● STATED GOAL: Every line of the records must be repeated exactly; pictures stay out.

● INFORMATION PROVIDED:
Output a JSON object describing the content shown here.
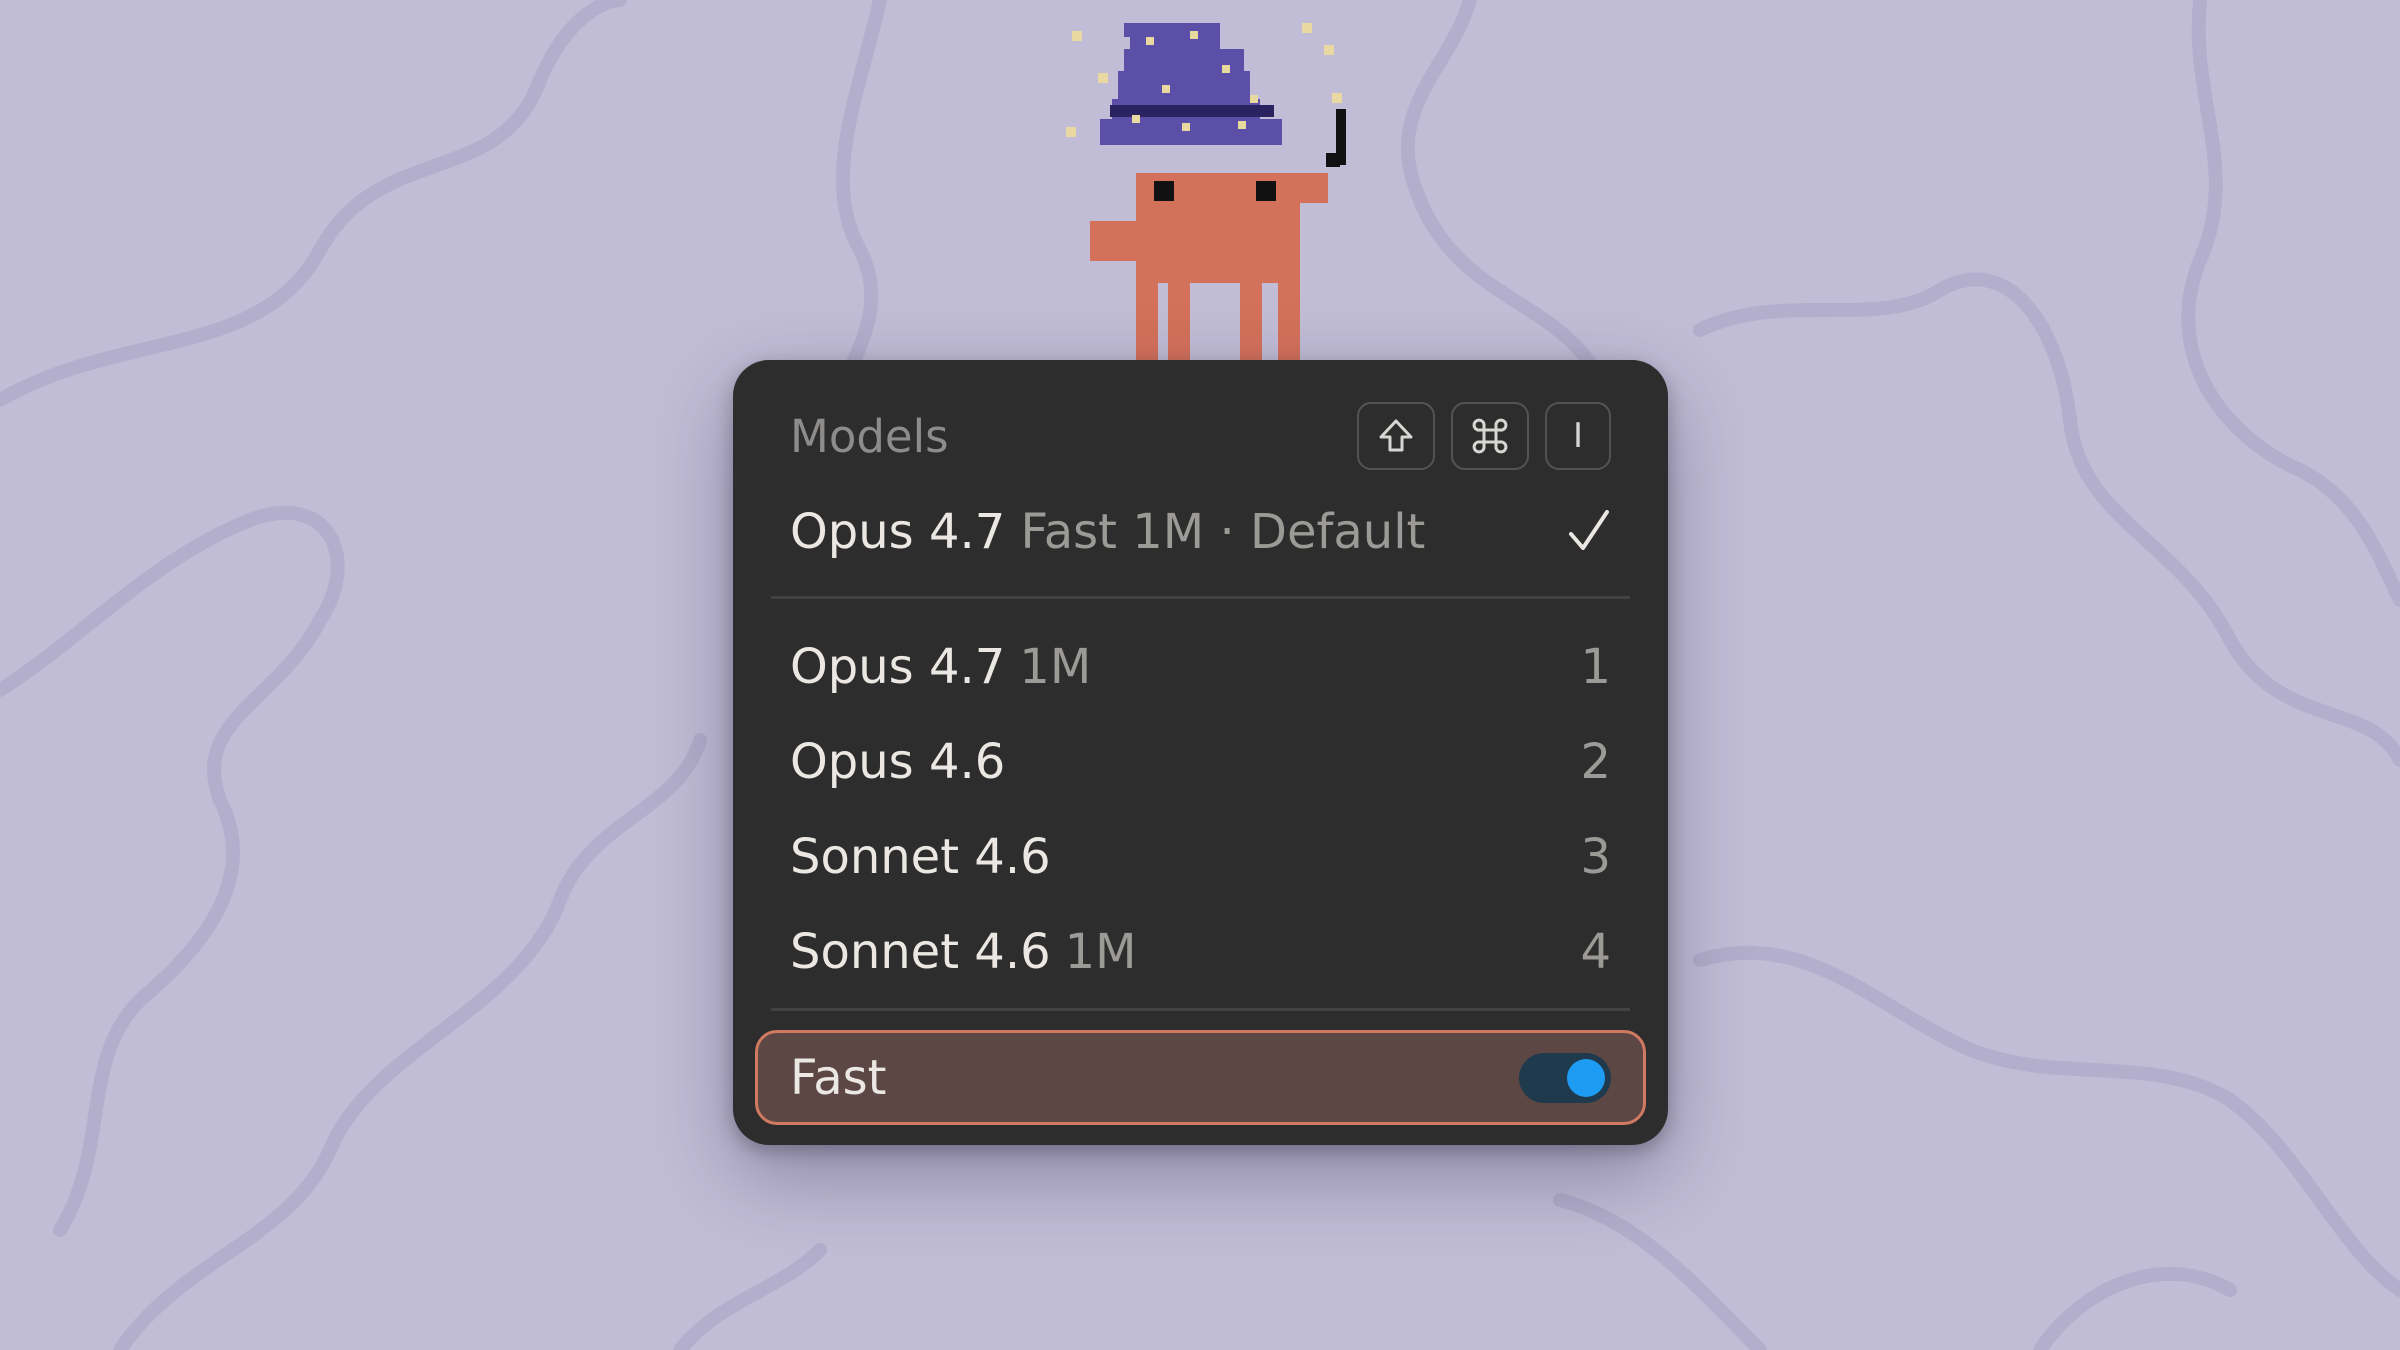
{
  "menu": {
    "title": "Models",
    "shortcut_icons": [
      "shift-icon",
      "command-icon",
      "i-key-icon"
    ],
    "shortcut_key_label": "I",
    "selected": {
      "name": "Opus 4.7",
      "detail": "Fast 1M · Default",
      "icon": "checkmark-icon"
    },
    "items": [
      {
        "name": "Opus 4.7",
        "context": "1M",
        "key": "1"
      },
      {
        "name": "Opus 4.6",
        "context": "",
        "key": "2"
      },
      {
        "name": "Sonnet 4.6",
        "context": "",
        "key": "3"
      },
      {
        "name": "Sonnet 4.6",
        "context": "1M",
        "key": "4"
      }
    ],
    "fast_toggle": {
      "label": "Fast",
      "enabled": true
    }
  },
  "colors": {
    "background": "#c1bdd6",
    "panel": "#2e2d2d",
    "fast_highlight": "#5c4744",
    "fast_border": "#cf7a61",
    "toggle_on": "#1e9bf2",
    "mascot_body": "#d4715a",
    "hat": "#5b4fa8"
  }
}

● RESULT:
Output a JSON object describing the content shown here.
{
  "menu": {
    "title": "Models",
    "shortcut_icons": [
      "shift-icon",
      "command-icon",
      "i-key-icon"
    ],
    "shortcut_key_label": "I",
    "selected": {
      "name": "Opus 4.7",
      "detail": "Fast 1M · Default",
      "icon": "checkmark-icon"
    },
    "items": [
      {
        "name": "Opus 4.7",
        "context": "1M",
        "key": "1"
      },
      {
        "name": "Opus 4.6",
        "context": "",
        "key": "2"
      },
      {
        "name": "Sonnet 4.6",
        "context": "",
        "key": "3"
      },
      {
        "name": "Sonnet 4.6",
        "context": "1M",
        "key": "4"
      }
    ],
    "fast_toggle": {
      "label": "Fast",
      "enabled": true
    }
  },
  "colors": {
    "background": "#c1bdd6",
    "panel": "#2e2d2d",
    "fast_highlight": "#5c4744",
    "fast_border": "#cf7a61",
    "toggle_on": "#1e9bf2",
    "mascot_body": "#d4715a",
    "hat": "#5b4fa8"
  }
}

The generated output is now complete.